*Direction*: Please swap "text-segment" for "text-span" throughout the items below and write them out again, leaving everything else unchanged.

Element location data
— begin —

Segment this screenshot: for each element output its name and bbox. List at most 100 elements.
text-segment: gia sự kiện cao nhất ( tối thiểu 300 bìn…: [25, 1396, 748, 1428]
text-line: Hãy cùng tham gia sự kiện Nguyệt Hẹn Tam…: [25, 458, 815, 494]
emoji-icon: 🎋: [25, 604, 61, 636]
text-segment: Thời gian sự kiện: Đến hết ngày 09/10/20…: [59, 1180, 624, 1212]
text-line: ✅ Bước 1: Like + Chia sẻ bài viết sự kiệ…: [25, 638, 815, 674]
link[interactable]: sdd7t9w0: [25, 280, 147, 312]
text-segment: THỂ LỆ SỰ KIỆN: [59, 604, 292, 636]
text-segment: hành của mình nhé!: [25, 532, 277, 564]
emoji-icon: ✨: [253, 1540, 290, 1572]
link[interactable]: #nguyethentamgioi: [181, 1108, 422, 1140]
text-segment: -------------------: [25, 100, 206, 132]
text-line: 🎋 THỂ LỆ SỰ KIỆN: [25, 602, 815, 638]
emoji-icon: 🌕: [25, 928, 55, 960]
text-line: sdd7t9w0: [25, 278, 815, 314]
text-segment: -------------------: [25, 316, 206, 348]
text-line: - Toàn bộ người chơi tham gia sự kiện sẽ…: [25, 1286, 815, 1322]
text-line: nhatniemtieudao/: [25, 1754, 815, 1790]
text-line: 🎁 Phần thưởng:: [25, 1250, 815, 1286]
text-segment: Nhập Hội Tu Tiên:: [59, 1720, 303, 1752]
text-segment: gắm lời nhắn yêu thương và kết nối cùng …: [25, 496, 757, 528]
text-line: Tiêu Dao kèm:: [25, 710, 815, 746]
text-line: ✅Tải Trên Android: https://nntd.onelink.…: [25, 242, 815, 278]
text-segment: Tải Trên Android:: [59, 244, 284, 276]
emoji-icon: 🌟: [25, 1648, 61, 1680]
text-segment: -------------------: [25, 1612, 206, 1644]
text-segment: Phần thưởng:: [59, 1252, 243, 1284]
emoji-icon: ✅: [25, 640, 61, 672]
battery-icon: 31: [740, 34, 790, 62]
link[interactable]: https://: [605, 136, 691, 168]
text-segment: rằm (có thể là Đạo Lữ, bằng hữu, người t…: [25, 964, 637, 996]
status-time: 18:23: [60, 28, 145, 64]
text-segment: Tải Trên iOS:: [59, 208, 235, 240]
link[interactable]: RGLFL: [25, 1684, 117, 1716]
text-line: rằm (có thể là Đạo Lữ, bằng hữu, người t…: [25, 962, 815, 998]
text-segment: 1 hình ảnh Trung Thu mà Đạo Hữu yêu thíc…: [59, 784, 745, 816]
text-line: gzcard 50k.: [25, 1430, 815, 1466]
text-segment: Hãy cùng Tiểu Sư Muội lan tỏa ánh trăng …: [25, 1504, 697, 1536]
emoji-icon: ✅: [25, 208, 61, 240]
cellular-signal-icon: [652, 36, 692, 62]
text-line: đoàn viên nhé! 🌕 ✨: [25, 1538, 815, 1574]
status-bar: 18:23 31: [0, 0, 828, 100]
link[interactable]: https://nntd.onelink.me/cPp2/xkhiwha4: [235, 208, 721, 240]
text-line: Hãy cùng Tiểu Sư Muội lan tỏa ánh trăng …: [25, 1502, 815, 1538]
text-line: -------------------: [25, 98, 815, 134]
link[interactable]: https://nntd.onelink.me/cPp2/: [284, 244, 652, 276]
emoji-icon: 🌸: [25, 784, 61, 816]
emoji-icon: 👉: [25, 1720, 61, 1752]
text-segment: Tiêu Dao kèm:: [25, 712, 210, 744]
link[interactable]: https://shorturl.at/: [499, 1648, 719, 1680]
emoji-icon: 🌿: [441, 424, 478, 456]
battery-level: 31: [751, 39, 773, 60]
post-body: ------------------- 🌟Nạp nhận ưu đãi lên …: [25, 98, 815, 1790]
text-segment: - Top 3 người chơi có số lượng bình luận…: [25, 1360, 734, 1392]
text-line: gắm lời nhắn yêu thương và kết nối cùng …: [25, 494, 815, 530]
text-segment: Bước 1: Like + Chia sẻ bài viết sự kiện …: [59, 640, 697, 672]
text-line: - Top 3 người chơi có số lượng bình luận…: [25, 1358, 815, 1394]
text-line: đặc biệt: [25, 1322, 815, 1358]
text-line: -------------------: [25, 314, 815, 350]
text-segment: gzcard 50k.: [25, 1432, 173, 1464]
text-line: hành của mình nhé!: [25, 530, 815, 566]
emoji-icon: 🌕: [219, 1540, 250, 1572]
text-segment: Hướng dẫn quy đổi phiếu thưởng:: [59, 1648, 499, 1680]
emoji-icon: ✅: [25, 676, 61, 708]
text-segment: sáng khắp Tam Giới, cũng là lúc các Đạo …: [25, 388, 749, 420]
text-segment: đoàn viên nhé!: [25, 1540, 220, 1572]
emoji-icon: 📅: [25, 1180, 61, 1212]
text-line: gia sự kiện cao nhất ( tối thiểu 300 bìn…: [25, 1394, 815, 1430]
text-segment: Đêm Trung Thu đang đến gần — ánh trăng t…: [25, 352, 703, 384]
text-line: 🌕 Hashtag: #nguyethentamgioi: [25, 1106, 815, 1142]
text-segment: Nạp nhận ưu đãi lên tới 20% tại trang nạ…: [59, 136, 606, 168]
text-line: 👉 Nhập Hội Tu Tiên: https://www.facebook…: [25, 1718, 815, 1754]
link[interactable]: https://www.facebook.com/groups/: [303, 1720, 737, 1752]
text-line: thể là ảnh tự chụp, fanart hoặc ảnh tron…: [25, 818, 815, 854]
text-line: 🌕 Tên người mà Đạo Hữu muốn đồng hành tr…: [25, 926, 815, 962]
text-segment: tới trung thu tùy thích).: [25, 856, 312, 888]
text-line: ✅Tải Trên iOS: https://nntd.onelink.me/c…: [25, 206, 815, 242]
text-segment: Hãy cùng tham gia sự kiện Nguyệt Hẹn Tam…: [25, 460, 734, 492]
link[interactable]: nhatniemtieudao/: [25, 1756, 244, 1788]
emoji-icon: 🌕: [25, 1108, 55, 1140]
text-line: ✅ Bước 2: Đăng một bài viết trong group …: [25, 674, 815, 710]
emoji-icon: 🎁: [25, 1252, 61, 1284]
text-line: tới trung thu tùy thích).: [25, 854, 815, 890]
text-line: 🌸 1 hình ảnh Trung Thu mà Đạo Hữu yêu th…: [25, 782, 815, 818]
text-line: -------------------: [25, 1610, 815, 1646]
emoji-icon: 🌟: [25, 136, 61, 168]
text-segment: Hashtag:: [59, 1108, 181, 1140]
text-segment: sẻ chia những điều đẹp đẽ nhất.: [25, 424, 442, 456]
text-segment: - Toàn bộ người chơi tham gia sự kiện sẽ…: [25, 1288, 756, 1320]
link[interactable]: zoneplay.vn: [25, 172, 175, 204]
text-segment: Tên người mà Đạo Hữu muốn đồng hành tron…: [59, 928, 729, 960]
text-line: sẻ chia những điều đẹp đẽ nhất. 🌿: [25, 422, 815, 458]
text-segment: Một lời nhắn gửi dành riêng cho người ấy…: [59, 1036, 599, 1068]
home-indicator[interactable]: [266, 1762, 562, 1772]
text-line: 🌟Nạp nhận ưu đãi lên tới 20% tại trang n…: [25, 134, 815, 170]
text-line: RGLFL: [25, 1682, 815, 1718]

— end —

*Response to this task*:
Segment this screenshot: for each element output its name and bbox. List at most 100 elements.
text-span: gia sự kiện cao nhất ( tối thiểu 300 bìn…: [25, 1396, 748, 1428]
text-line: Hãy cùng tham gia sự kiện Nguyệt Hẹn Tam…: [25, 458, 815, 494]
emoji-icon: 🎋: [25, 604, 61, 636]
text-span: Thời gian sự kiện: Đến hết ngày 09/10/20…: [59, 1180, 624, 1212]
text-line: ✅ Bước 1: Like + Chia sẻ bài viết sự kiệ…: [25, 638, 815, 674]
link[interactable]: sdd7t9w0: [25, 280, 147, 312]
text-span: THỂ LỆ SỰ KIỆN: [59, 604, 292, 636]
text-span: hành của mình nhé!: [25, 532, 277, 564]
emoji-icon: ✨: [253, 1540, 290, 1572]
link[interactable]: #nguyethentamgioi: [181, 1108, 422, 1140]
text-span: -------------------: [25, 100, 206, 132]
text-line: 🎋 THỂ LỆ SỰ KIỆN: [25, 602, 815, 638]
emoji-icon: 🌕: [25, 928, 55, 960]
text-line: sdd7t9w0: [25, 278, 815, 314]
text-span: -------------------: [25, 316, 206, 348]
text-line: - Toàn bộ người chơi tham gia sự kiện sẽ…: [25, 1286, 815, 1322]
text-line: nhatniemtieudao/: [25, 1754, 815, 1790]
text-line: 🎁 Phần thưởng:: [25, 1250, 815, 1286]
text-span: Nhập Hội Tu Tiên:: [59, 1720, 303, 1752]
text-span: gắm lời nhắn yêu thương và kết nối cùng …: [25, 496, 757, 528]
text-line: Tiêu Dao kèm:: [25, 710, 815, 746]
text-line: ✅Tải Trên Android: https://nntd.onelink.…: [25, 242, 815, 278]
text-span: Tải Trên Android:: [59, 244, 284, 276]
emoji-icon: 🌟: [25, 1648, 61, 1680]
text-span: -------------------: [25, 1612, 206, 1644]
text-span: Phần thưởng:: [59, 1252, 243, 1284]
emoji-icon: ✅: [25, 640, 61, 672]
battery-icon: 31: [740, 34, 790, 62]
link[interactable]: https://: [605, 136, 691, 168]
text-span: rằm (có thể là Đạo Lữ, bằng hữu, người t…: [25, 964, 637, 996]
status-time: 18:23: [60, 28, 145, 64]
text-span: Tải Trên iOS:: [59, 208, 235, 240]
link[interactable]: RGLFL: [25, 1684, 117, 1716]
text-line: rằm (có thể là Đạo Lữ, bằng hữu, người t…: [25, 962, 815, 998]
text-span: 1 hình ảnh Trung Thu mà Đạo Hữu yêu thíc…: [59, 784, 745, 816]
text-line: gzcard 50k.: [25, 1430, 815, 1466]
text-span: Hãy cùng Tiểu Sư Muội lan tỏa ánh trăng …: [25, 1504, 697, 1536]
emoji-icon: ✅: [25, 208, 61, 240]
cellular-signal-icon: [652, 36, 692, 62]
text-line: đoàn viên nhé! 🌕 ✨: [25, 1538, 815, 1574]
status-bar: 18:23 31: [0, 0, 828, 100]
link[interactable]: https://nntd.onelink.me/cPp2/xkhiwha4: [235, 208, 721, 240]
text-line: Hãy cùng Tiểu Sư Muội lan tỏa ánh trăng …: [25, 1502, 815, 1538]
text-line: -------------------: [25, 98, 815, 134]
link[interactable]: https://nntd.onelink.me/cPp2/: [284, 244, 652, 276]
emoji-icon: 🌸: [25, 784, 61, 816]
emoji-icon: 👉: [25, 1720, 61, 1752]
text-span: Tiêu Dao kèm:: [25, 712, 210, 744]
link[interactable]: https://shorturl.at/: [499, 1648, 719, 1680]
emoji-icon: 🌿: [441, 424, 478, 456]
battery-level: 31: [751, 39, 773, 60]
post-body: ------------------- 🌟Nạp nhận ưu đãi lên …: [25, 98, 815, 1790]
text-span: - Top 3 người chơi có số lượng bình luận…: [25, 1360, 734, 1392]
text-line: gắm lời nhắn yêu thương và kết nối cùng …: [25, 494, 815, 530]
text-span: Bước 1: Like + Chia sẻ bài viết sự kiện …: [59, 640, 697, 672]
text-line: - Top 3 người chơi có số lượng bình luận…: [25, 1358, 815, 1394]
text-line: đặc biệt: [25, 1322, 815, 1358]
text-line: -------------------: [25, 314, 815, 350]
text-span: gzcard 50k.: [25, 1432, 173, 1464]
text-line: hành của mình nhé!: [25, 530, 815, 566]
emoji-icon: 🌕: [219, 1540, 250, 1572]
text-span: Hướng dẫn quy đổi phiếu thưởng:: [59, 1648, 499, 1680]
emoji-icon: ✅: [25, 676, 61, 708]
text-span: sáng khắp Tam Giới, cũng là lúc các Đạo …: [25, 388, 749, 420]
text-span: đoàn viên nhé!: [25, 1540, 220, 1572]
emoji-icon: 📅: [25, 1180, 61, 1212]
text-line: gia sự kiện cao nhất ( tối thiểu 300 bìn…: [25, 1394, 815, 1430]
text-span: Đêm Trung Thu đang đến gần — ánh trăng t…: [25, 352, 703, 384]
text-line: 🌕 Hashtag: #nguyethentamgioi: [25, 1106, 815, 1142]
text-span: Nạp nhận ưu đãi lên tới 20% tại trang nạ…: [59, 136, 606, 168]
text-line: 👉 Nhập Hội Tu Tiên: https://www.facebook…: [25, 1718, 815, 1754]
link[interactable]: https://www.facebook.com/groups/: [303, 1720, 737, 1752]
text-line: thể là ảnh tự chụp, fanart hoặc ảnh tron…: [25, 818, 815, 854]
text-line: 🌕 Tên người mà Đạo Hữu muốn đồng hành tr…: [25, 926, 815, 962]
text-span: tới trung thu tùy thích).: [25, 856, 312, 888]
text-line: ✅Tải Trên iOS: https://nntd.onelink.me/c…: [25, 206, 815, 242]
text-span: Hãy cùng tham gia sự kiện Nguyệt Hẹn Tam…: [25, 460, 734, 492]
link[interactable]: nhatniemtieudao/: [25, 1756, 244, 1788]
emoji-icon: 🌕: [25, 1108, 55, 1140]
text-line: ✅ Bước 2: Đăng một bài viết trong group …: [25, 674, 815, 710]
emoji-icon: 🎁: [25, 1252, 61, 1284]
text-line: tới trung thu tùy thích).: [25, 854, 815, 890]
text-line: 🌸 1 hình ảnh Trung Thu mà Đạo Hữu yêu th…: [25, 782, 815, 818]
text-line: -------------------: [25, 1610, 815, 1646]
emoji-icon: 🌟: [25, 136, 61, 168]
text-span: Hashtag:: [59, 1108, 181, 1140]
text-span: sẻ chia những điều đẹp đẽ nhất.: [25, 424, 442, 456]
text-span: - Toàn bộ người chơi tham gia sự kiện sẽ…: [25, 1288, 756, 1320]
link[interactable]: zoneplay.vn: [25, 172, 175, 204]
text-span: Tên người mà Đạo Hữu muốn đồng hành tron…: [59, 928, 729, 960]
text-line: sẻ chia những điều đẹp đẽ nhất. 🌿: [25, 422, 815, 458]
text-span: Một lời nhắn gửi dành riêng cho người ấy…: [59, 1036, 599, 1068]
home-indicator[interactable]: [266, 1762, 562, 1772]
text-line: 🌟Nạp nhận ưu đãi lên tới 20% tại trang n…: [25, 134, 815, 170]
text-line: RGLFL: [25, 1682, 815, 1718]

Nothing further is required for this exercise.